Stored records
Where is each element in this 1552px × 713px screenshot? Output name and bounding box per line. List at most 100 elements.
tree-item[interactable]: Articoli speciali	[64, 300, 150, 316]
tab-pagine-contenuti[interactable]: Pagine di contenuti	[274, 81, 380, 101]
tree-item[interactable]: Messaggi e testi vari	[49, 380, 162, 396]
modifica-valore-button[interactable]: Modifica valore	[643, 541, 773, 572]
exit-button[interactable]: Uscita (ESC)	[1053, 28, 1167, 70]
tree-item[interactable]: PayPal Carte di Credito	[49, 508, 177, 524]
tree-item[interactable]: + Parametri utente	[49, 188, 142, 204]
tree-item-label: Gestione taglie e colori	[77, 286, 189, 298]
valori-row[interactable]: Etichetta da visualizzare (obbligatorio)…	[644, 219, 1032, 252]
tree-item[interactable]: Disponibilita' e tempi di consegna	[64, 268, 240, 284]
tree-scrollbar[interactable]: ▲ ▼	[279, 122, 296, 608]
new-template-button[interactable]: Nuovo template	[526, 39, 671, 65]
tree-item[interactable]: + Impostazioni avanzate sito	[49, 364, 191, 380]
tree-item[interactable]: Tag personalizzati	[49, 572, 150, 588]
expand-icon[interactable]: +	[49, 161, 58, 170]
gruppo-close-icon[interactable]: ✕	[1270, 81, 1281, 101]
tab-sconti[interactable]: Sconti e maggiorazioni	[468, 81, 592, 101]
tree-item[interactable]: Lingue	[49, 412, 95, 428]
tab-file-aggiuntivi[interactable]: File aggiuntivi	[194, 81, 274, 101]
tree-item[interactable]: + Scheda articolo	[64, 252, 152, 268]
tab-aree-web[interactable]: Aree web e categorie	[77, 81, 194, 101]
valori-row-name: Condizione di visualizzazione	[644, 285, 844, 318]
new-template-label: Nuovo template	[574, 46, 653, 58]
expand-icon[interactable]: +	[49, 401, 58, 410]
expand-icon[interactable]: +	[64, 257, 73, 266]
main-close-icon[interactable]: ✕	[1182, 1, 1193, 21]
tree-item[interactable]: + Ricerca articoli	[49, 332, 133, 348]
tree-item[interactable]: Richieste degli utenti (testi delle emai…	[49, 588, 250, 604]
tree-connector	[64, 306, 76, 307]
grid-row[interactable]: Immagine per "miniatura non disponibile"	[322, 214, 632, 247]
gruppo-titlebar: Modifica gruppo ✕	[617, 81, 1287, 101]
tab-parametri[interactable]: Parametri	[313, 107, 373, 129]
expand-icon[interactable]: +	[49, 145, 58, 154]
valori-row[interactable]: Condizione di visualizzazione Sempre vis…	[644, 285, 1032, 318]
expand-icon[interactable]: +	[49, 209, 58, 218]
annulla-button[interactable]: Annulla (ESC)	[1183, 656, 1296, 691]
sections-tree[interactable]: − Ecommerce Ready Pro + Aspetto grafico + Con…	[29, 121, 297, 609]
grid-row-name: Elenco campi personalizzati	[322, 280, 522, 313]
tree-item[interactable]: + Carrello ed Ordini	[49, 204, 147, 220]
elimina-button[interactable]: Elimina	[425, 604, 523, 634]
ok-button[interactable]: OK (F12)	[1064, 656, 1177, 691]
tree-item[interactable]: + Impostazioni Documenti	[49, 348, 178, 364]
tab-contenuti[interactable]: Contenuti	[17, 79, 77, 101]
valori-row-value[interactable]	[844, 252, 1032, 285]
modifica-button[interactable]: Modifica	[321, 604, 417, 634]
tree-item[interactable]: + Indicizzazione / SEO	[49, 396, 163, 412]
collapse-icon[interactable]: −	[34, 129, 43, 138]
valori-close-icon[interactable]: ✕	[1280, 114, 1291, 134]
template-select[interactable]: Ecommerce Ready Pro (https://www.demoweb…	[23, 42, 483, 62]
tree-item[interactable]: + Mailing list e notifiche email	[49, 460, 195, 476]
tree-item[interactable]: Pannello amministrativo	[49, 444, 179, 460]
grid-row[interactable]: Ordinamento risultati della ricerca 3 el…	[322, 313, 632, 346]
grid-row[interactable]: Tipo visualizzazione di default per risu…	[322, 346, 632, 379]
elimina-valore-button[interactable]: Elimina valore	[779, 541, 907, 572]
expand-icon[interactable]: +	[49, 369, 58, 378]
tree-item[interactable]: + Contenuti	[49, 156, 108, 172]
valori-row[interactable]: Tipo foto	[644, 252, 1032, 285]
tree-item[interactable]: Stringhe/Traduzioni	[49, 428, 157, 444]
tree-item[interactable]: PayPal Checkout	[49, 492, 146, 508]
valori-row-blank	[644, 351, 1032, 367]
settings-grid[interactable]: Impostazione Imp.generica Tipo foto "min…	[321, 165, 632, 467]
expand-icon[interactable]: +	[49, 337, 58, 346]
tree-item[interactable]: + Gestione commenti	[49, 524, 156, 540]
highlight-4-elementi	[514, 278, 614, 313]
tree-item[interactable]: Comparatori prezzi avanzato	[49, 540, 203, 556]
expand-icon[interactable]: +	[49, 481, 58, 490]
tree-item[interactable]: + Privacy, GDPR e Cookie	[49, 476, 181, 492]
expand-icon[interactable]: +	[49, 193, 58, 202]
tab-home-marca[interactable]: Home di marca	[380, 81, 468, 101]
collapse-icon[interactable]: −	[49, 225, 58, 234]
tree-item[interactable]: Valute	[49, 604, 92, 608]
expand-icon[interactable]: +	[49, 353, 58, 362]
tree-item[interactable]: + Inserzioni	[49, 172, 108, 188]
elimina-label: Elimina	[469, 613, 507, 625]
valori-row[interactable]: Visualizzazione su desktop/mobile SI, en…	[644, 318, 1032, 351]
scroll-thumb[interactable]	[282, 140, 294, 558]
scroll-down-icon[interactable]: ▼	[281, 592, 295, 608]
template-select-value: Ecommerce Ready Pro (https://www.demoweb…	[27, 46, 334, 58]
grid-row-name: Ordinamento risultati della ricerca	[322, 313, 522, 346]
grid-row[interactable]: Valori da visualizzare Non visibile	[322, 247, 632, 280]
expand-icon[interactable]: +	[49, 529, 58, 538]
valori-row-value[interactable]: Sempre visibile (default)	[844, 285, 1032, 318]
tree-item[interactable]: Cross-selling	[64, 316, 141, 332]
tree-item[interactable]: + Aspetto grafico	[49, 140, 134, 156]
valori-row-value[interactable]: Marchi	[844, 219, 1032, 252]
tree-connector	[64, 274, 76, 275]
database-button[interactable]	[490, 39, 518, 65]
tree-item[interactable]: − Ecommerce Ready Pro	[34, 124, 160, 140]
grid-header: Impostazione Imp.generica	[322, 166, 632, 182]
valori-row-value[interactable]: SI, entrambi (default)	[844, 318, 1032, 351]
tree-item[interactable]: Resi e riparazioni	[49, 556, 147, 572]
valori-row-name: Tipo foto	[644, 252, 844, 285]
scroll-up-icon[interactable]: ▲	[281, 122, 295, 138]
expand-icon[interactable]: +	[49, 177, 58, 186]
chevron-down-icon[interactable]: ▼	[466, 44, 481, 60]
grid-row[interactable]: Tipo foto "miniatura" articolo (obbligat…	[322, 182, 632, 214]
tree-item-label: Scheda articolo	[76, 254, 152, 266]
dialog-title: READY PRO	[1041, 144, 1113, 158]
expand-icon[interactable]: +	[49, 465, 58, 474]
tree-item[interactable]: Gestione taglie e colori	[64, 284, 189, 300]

Exercise details
Give the data again from the first line up to and including the line with "46, 653, 58]", swapping every "interactable" for "clickable" and leaving the rest unchanged.

Expected output
Where is each element in this 1552px × 713px screenshot? Output name and bounding box per line. List at most 100 elements.
tree-item[clickable]: Articoli speciali	[64, 300, 150, 316]
tab-pagine-contenuti[clickable]: Pagine di contenuti	[274, 81, 380, 101]
tree-item[clickable]: Messaggi e testi vari	[49, 380, 162, 396]
modifica-valore-button[clickable]: Modifica valore	[643, 541, 773, 572]
exit-button[clickable]: Uscita (ESC)	[1053, 28, 1167, 70]
tree-item[clickable]: PayPal Carte di Credito	[49, 508, 177, 524]
tree-item[clickable]: + Parametri utente	[49, 188, 142, 204]
tree-item-label: Gestione taglie e colori	[77, 286, 189, 298]
valori-row[clickable]: Etichetta da visualizzare (obbligatorio)…	[644, 219, 1032, 252]
tree-item[clickable]: Disponibilita' e tempi di consegna	[64, 268, 240, 284]
tree-scrollbar[clickable]: ▲ ▼	[279, 122, 296, 608]
new-template-button[clickable]: Nuovo template	[526, 39, 671, 65]
tree-item[clickable]: + Impostazioni avanzate sito	[49, 364, 191, 380]
tree-item[clickable]: Tag personalizzati	[49, 572, 150, 588]
expand-icon[clickable]: +	[49, 161, 58, 170]
gruppo-close-icon[clickable]: ✕	[1270, 81, 1281, 101]
tab-sconti[clickable]: Sconti e maggiorazioni	[468, 81, 592, 101]
tree-item[clickable]: Lingue	[49, 412, 95, 428]
tab-file-aggiuntivi[clickable]: File aggiuntivi	[194, 81, 274, 101]
tree-item[clickable]: + Scheda articolo	[64, 252, 152, 268]
tab-aree-web[clickable]: Aree web e categorie	[77, 81, 194, 101]
valori-row-name: Condizione di visualizzazione	[644, 285, 844, 318]
new-template-label: Nuovo template	[574, 46, 653, 58]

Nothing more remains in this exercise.